▸ **EXERCISE AIM**
Without including any pictures, copy each entry below exactly.
— start —
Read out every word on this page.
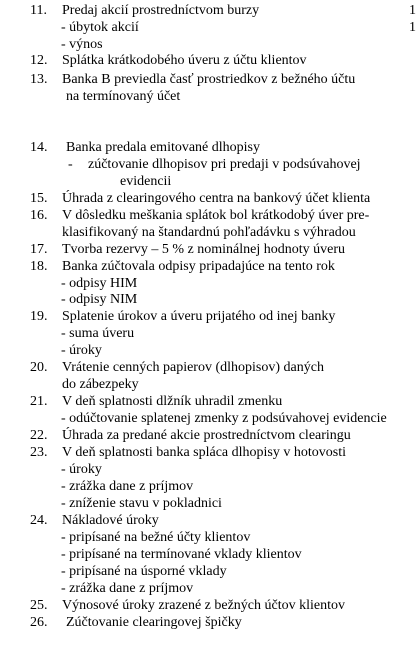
11.	Predaj akcií prostredníctvom burzy	1
- úbytok akcií	1
- výnos
12.	Splátka krátkodobého úveru z účtu klientov
13.	Banka B previedla časť prostriedkov z bežného účtu
na termínovaný účet
14.	Banka predala emitované dlhopisy
- zúčtovanie dlhopisov pri predaji v podsúvahovej
evidencii
15.	Úhrada z clearingového centra na bankový účet klienta
16.	V dôsledku meškania splátok bol krátkodobý úver pre-
klasifikovaný na štandardnú pohľadávku s výhradou
17.	Tvorba rezervy – 5 % z nominálnej hodnoty úveru
18.	Banka zúčtovala odpisy pripadajúce na tento rok
- odpisy HIM
- odpisy NIM
19.	Splatenie úrokov a úveru prijatého od inej banky
- suma úveru
- úroky
20.	Vrátenie cenných papierov (dlhopisov) daných
do zábezpeky
21.	V deň splatnosti dlžník uhradil zmenku
- odúčtovanie splatenej zmenky z podsúvahovej evidencie
22.	Úhrada za predané akcie prostredníctvom clearingu
23.	V deň splatnosti banka spláca dlhopisy v hotovosti
- úroky
- zrážka dane z príjmov
- zníženie stavu v pokladnici
24.	Nákladové úroky
- pripísané na bežné účty klientov
- pripísané na termínované vklady klientov
- pripísané na úsporné vklady
- zrážka dane z príjmov
25.	Výnosové úroky zrazené z bežných účtov klientov
26.	Zúčtovanie clearingovej špičky
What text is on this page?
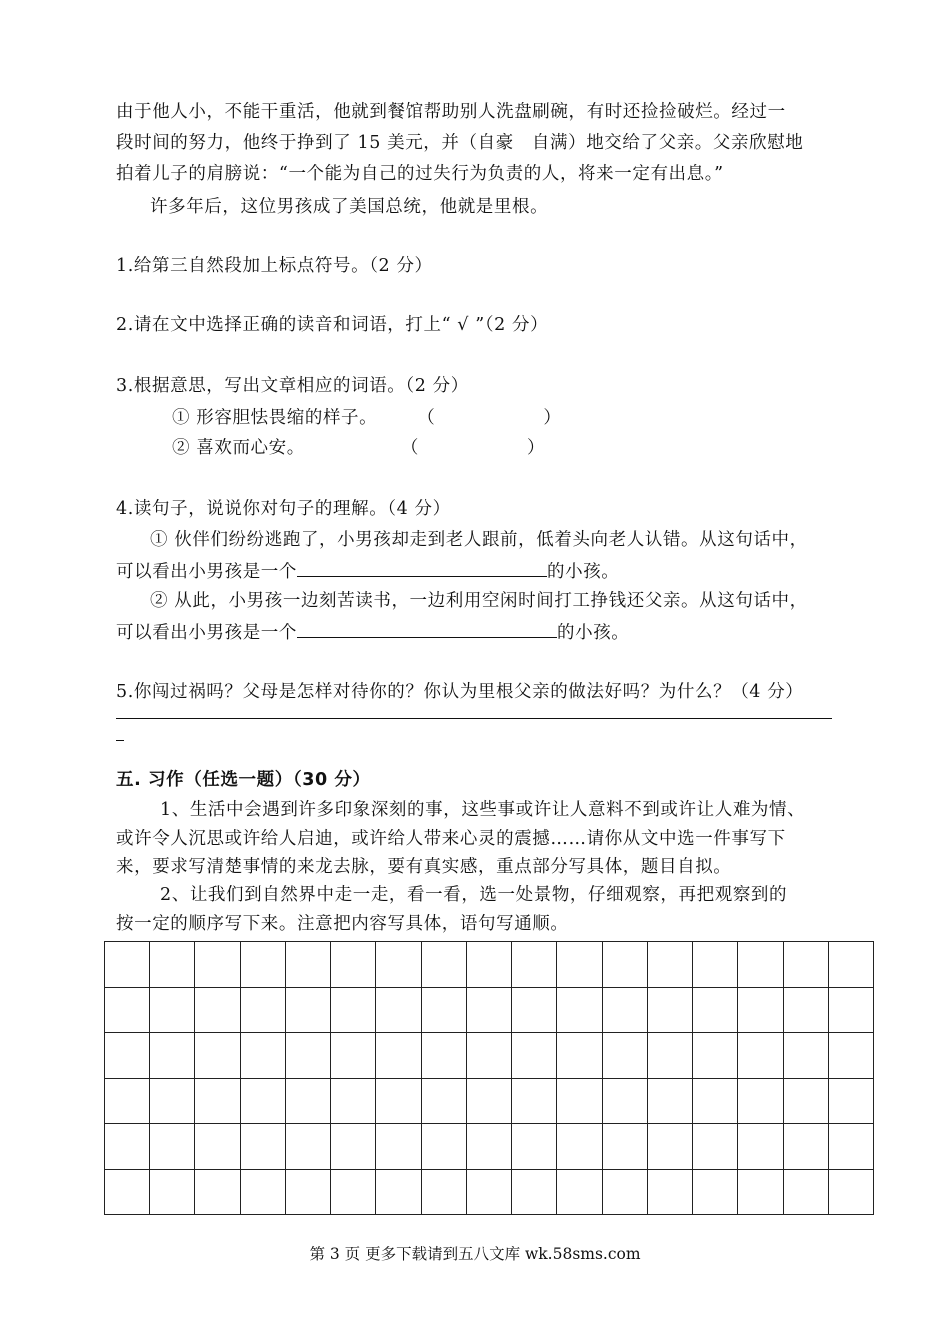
由于他人小，不能干重活，他就到餐馆帮助别人洗盘刷碗，有时还捡捡破烂。经过一
段时间的努力，他终于挣到了 15 美元，并（自豪　自满）地交给了父亲。父亲欣慰地
拍着儿子的肩膀说：“一个能为自己的过失行为负责的人，将来一定有出息。”
许多年后，这位男孩成了美国总统，他就是里根。
1.给第三自然段加上标点符号。（2 分）
2.请在文中选择正确的读音和词语，打上“ √ ”（2 分）
3.根据意思，写出文章相应的词语。（2 分）
① 形容胆怯畏缩的样子。 （	）
② 喜欢而心安。	（	）
4.读句子，说说你对句子的理解。（4 分）
① 伙伴们纷纷逃跑了，小男孩却走到老人跟前，低着头向老人认错。从这句话中，
可以看出小男孩是一个	的小孩。
② 从此，小男孩一边刻苦读书，一边利用空闲时间打工挣钱还父亲。从这句话中，
可以看出小男孩是一个	的小孩。
5.你闯过祸吗？父母是怎样对待你的？你认为里根父亲的做法好吗？为什么？（4 分）
五. 习作（任选一题）（30 分）
1、生活中会遇到许多印象深刻的事，这些事或许让人意料不到或许让人难为情、
或许令人沉思或许给人启迪，或许给人带来心灵的震撼……请你从文中选一件事写下
来，要求写清楚事情的来龙去脉，要有真实感，重点部分写具体，题目自拟。
2、让我们到自然界中走一走，看一看，选一处景物，仔细观察，再把观察到的
按一定的顺序写下来。注意把内容写具体，语句写通顺。

第 3 页 更多下载请到五八文库 wk.58sms.com
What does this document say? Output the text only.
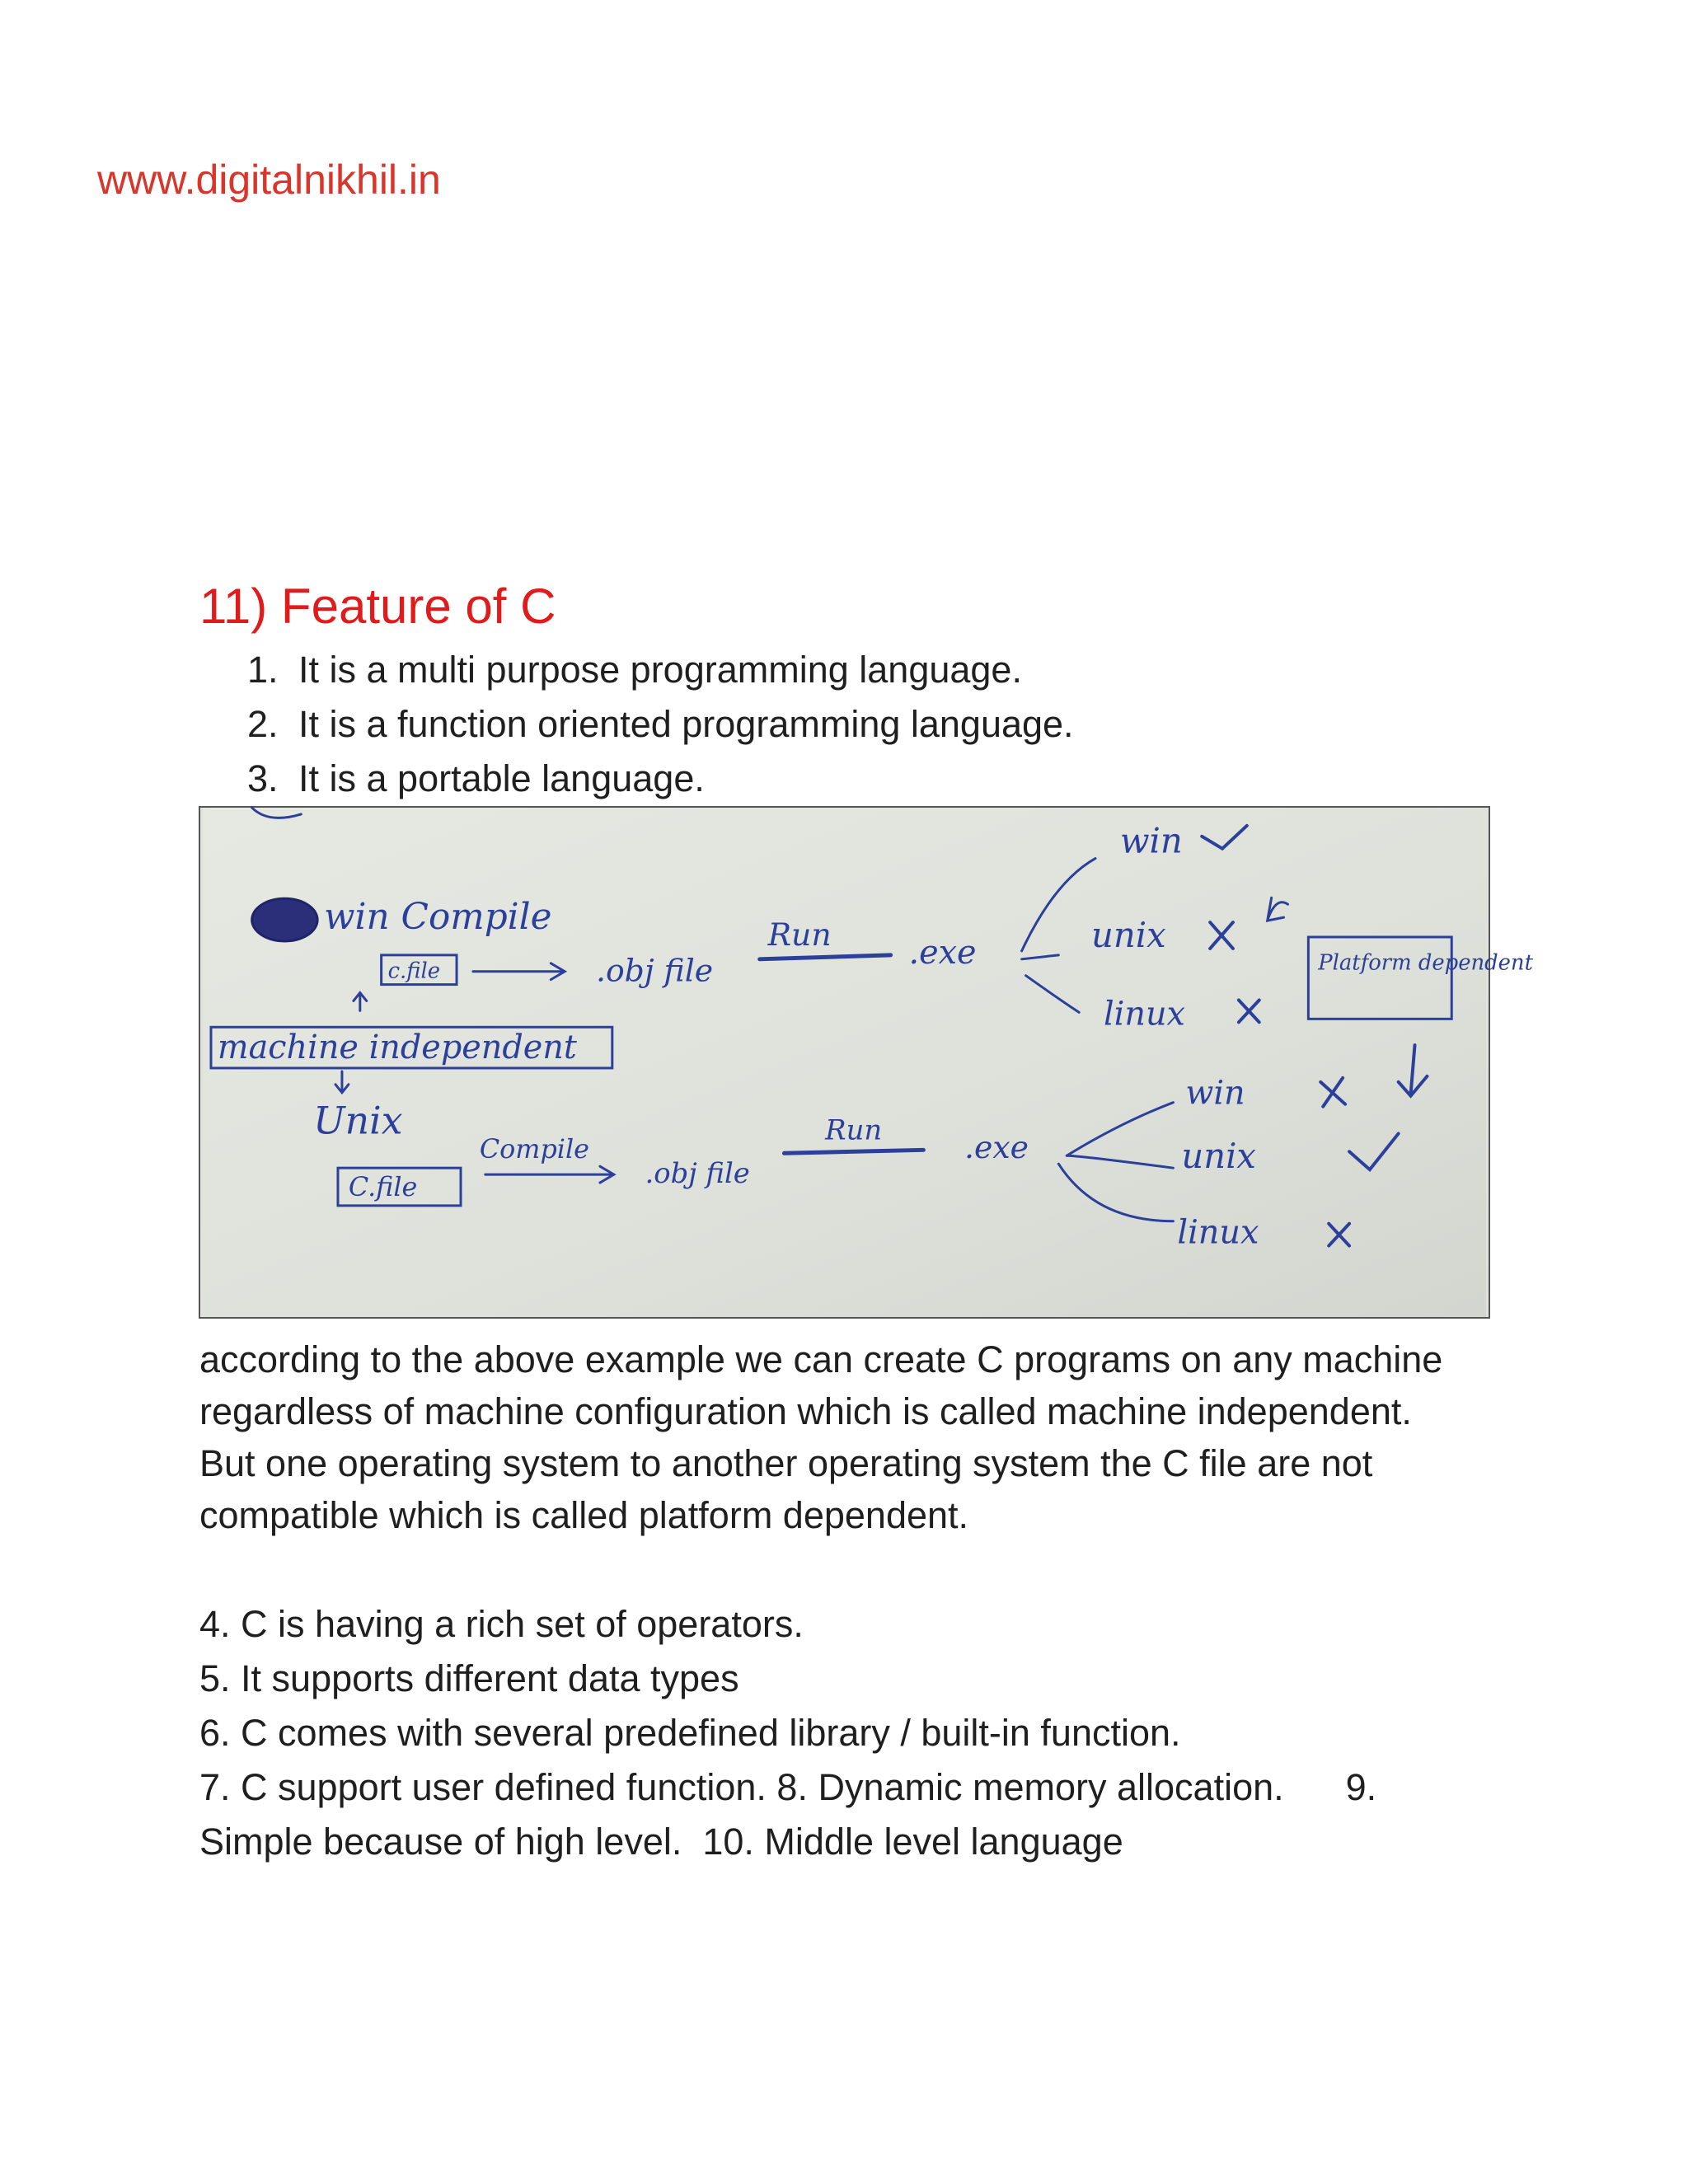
www.digitalnikhil.in
11) Feature of C
1. It is a multi purpose programming language.
2. It is a function oriented programming language.
3. It is a portable language.
win Compile
c.file	.obj file
Run .exe
win
unix
linux
Platform dependent
machine independent
Unix
C.file
Compile
.obj file
Run	.exe
win
unix
linux
according to the above example we can create C programs on any machine
regardless of machine configuration which is called machine independent.
But one operating system to another operating system the C file are not
compatible which is called platform dependent.
4. C is having a rich set of operators.
5. It supports different data types
6. C comes with several predefined library / built-in function.
7. C support user defined function. 8. Dynamic memory allocation.      9.
Simple because of high level.  10. Middle level language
— end —
▸ **REPLY TO THE TASK**
Read out every word on this page.
11.	Predaj akcií prostredníctvom burzy	1
- úbytok akcií	1
- výnos
12.	Splátka krátkodobého úveru z účtu klientov
13.	Banka B previedla časť prostriedkov z bežného účtu
na termínovaný účet
14.	Banka predala emitované dlhopisy
- zúčtovanie dlhopisov pri predaji v podsúvahovej
evidencii
15.	Úhrada z clearingového centra na bankový účet klienta
16.	V dôsledku meškania splátok bol krátkodobý úver pre-
klasifikovaný na štandardnú pohľadávku s výhradou
17.	Tvorba rezervy – 5 % z nominálnej hodnoty úveru
18.	Banka zúčtovala odpisy pripadajúce na tento rok
- odpisy HIM
- odpisy NIM
19.	Splatenie úrokov a úveru prijatého od inej banky
- suma úveru
- úroky
20.	Vrátenie cenných papierov (dlhopisov) daných
do zábezpeky
21.	V deň splatnosti dlžník uhradil zmenku
- odúčtovanie splatenej zmenky z podsúvahovej evidencie
22.	Úhrada za predané akcie prostredníctvom clearingu
23.	V deň splatnosti banka spláca dlhopisy v hotovosti
- úroky
- zrážka dane z príjmov
- zníženie stavu v pokladnici
24.	Nákladové úroky
- pripísané na bežné účty klientov
- pripísané na termínované vklady klientov
- pripísané na úsporné vklady
- zrážka dane z príjmov
25.	Výnosové úroky zrazené z bežných účtov klientov
26.	Zúčtovanie clearingovej špičky
What text is on this page?
由于他人小，不能干重活，他就到餐馆帮助别人洗盘刷碗，有时还捡捡破烂。经过一
段时间的努力，他终于挣到了 15 美元，并（自豪　自满）地交给了父亲。父亲欣慰地
拍着儿子的肩膀说：“一个能为自己的过失行为负责的人，将来一定有出息。”
许多年后，这位男孩成了美国总统，他就是里根。
1.给第三自然段加上标点符号。（2 分）
2.请在文中选择正确的读音和词语，打上“ √ ”（2 分）
3.根据意思，写出文章相应的词语。（2 分）
① 形容胆怯畏缩的样子。 （	）
② 喜欢而心安。	（	）
4.读句子，说说你对句子的理解。（4 分）
① 伙伴们纷纷逃跑了，小男孩却走到老人跟前，低着头向老人认错。从这句话中，
可以看出小男孩是一个	的小孩。
② 从此，小男孩一边刻苦读书，一边利用空闲时间打工挣钱还父亲。从这句话中，
可以看出小男孩是一个	的小孩。
5.你闯过祸吗？父母是怎样对待你的？你认为里根父亲的做法好吗？为什么？（4 分）
五. 习作（任选一题）（30 分）
1、生活中会遇到许多印象深刻的事，这些事或许让人意料不到或许让人难为情、
或许令人沉思或许给人启迪，或许给人带来心灵的震撼……请你从文中选一件事写下
来，要求写清楚事情的来龙去脉，要有真实感，重点部分写具体，题目自拟。
2、让我们到自然界中走一走，看一看，选一处景物，仔细观察，再把观察到的
按一定的顺序写下来。注意把内容写具体，语句写通顺。

第 3 页 更多下载请到五八文库 wk.58sms.com
What does this document say? Output the text only.
www.digitalnikhil.in
11) Feature of C
1. It is a multi purpose programming language.
2. It is a function oriented programming language.
3. It is a portable language.
win Compile
c.file	.obj file
Run .exe
win
unix
linux
Platform dependent
machine independent
Unix
C.file
Compile
.obj file
Run	.exe
win
unix
linux
according to the above example we can create C programs on any machine
regardless of machine configuration which is called machine independent.
But one operating system to another operating system the C file are not
compatible which is called platform dependent.
4. C is having a rich set of operators.
5. It supports different data types
6. C comes with several predefined library / built-in function.
7. C support user defined function. 8. Dynamic memory allocation.      9.
Simple because of high level.  10. Middle level language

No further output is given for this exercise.